**Task goal:**
Can you give all the records again without altering a single character?

— START OF Task input —

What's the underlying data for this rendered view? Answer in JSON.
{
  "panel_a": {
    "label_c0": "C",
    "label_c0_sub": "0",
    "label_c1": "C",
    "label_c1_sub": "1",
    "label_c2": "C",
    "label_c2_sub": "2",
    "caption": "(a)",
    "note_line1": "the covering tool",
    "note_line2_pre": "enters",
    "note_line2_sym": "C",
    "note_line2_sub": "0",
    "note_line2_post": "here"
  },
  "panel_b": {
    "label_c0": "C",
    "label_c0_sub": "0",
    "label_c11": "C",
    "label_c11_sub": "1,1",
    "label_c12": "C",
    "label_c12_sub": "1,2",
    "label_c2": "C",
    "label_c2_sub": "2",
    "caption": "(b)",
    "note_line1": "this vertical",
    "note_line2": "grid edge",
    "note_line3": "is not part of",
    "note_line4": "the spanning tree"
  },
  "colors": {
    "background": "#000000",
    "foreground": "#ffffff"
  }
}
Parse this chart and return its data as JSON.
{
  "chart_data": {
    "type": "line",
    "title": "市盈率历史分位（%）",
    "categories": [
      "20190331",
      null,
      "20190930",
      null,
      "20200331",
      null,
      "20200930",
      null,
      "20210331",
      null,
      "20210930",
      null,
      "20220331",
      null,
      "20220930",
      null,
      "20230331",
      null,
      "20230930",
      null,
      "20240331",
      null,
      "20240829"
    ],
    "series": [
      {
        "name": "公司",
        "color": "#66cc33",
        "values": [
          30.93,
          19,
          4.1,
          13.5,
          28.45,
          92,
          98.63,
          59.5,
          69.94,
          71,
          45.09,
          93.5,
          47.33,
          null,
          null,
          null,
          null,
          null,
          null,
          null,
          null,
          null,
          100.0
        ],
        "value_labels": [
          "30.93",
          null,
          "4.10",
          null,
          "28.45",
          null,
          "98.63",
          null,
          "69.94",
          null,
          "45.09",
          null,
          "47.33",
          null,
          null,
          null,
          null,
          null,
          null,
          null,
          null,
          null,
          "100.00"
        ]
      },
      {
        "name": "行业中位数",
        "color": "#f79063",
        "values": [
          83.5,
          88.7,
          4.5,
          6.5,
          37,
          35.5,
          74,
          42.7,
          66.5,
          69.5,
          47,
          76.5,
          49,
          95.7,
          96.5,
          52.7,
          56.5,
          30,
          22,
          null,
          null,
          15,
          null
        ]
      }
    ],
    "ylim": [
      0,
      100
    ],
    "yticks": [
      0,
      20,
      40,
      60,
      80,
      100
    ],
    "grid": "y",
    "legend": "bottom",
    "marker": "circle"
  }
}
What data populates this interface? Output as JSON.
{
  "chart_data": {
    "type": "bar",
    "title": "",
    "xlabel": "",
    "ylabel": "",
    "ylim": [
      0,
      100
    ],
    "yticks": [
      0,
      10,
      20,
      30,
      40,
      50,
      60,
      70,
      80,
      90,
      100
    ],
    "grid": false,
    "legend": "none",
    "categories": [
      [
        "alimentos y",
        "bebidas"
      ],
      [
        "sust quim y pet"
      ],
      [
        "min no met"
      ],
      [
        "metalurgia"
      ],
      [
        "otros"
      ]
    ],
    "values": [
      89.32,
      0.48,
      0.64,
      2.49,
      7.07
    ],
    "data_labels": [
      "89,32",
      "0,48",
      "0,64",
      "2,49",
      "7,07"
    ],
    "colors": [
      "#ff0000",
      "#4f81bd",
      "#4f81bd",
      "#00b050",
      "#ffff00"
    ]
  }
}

— END OF Task input —

**Solution for this task:**
What's the underlying data for this rendered view? Answer in JSON.
{
  "panel_a": {
    "label_c0": "C",
    "label_c0_sub": "0",
    "label_c1": "C",
    "label_c1_sub": "1",
    "label_c2": "C",
    "label_c2_sub": "2",
    "caption": "(a)",
    "note_line1": "the covering tool",
    "note_line2_pre": "enters",
    "note_line2_sym": "C",
    "note_line2_sub": "0",
    "note_line2_post": "here"
  },
  "panel_b": {
    "label_c0": "C",
    "label_c0_sub": "0",
    "label_c11": "C",
    "label_c11_sub": "1,1",
    "label_c12": "C",
    "label_c12_sub": "1,2",
    "label_c2": "C",
    "label_c2_sub": "2",
    "caption": "(b)",
    "note_line1": "this vertical",
    "note_line2": "grid edge",
    "note_line3": "is not part of",
    "note_line4": "the spanning tree"
  },
  "colors": {
    "background": "#000000",
    "foreground": "#ffffff"
  }
}
Parse this chart and return its data as JSON.
{
  "chart_data": {
    "type": "line",
    "title": "市盈率历史分位（%）",
    "categories": [
      "20190331",
      null,
      "20190930",
      null,
      "20200331",
      null,
      "20200930",
      null,
      "20210331",
      null,
      "20210930",
      null,
      "20220331",
      null,
      "20220930",
      null,
      "20230331",
      null,
      "20230930",
      null,
      "20240331",
      null,
      "20240829"
    ],
    "series": [
      {
        "name": "公司",
        "color": "#66cc33",
        "values": [
          30.93,
          19,
          4.1,
          13.5,
          28.45,
          92,
          98.63,
          59.5,
          69.94,
          71,
          45.09,
          93.5,
          47.33,
          null,
          null,
          null,
          null,
          null,
          null,
          null,
          null,
          null,
          100.0
        ],
        "value_labels": [
          "30.93",
          null,
          "4.10",
          null,
          "28.45",
          null,
          "98.63",
          null,
          "69.94",
          null,
          "45.09",
          null,
          "47.33",
          null,
          null,
          null,
          null,
          null,
          null,
          null,
          null,
          null,
          "100.00"
        ]
      },
      {
        "name": "行业中位数",
        "color": "#f79063",
        "values": [
          83.5,
          88.7,
          4.5,
          6.5,
          37,
          35.5,
          74,
          42.7,
          66.5,
          69.5,
          47,
          76.5,
          49,
          95.7,
          96.5,
          52.7,
          56.5,
          30,
          22,
          null,
          null,
          15,
          null
        ]
      }
    ],
    "ylim": [
      0,
      100
    ],
    "yticks": [
      0,
      20,
      40,
      60,
      80,
      100
    ],
    "grid": "y",
    "legend": "bottom",
    "marker": "circle"
  }
}
What data populates this interface? Output as JSON.
{
  "chart_data": {
    "type": "bar",
    "title": "",
    "xlabel": "",
    "ylabel": "",
    "ylim": [
      0,
      100
    ],
    "yticks": [
      0,
      10,
      20,
      30,
      40,
      50,
      60,
      70,
      80,
      90,
      100
    ],
    "grid": false,
    "legend": "none",
    "categories": [
      [
        "alimentos y",
        "bebidas"
      ],
      [
        "sust quim y pet"
      ],
      [
        "min no met"
      ],
      [
        "metalurgia"
      ],
      [
        "otros"
      ]
    ],
    "values": [
      89.32,
      0.48,
      0.64,
      2.49,
      7.07
    ],
    "data_labels": [
      "89,32",
      "0,48",
      "0,64",
      "2,49",
      "7,07"
    ],
    "colors": [
      "#ff0000",
      "#4f81bd",
      "#4f81bd",
      "#00b050",
      "#ffff00"
    ]
  }
}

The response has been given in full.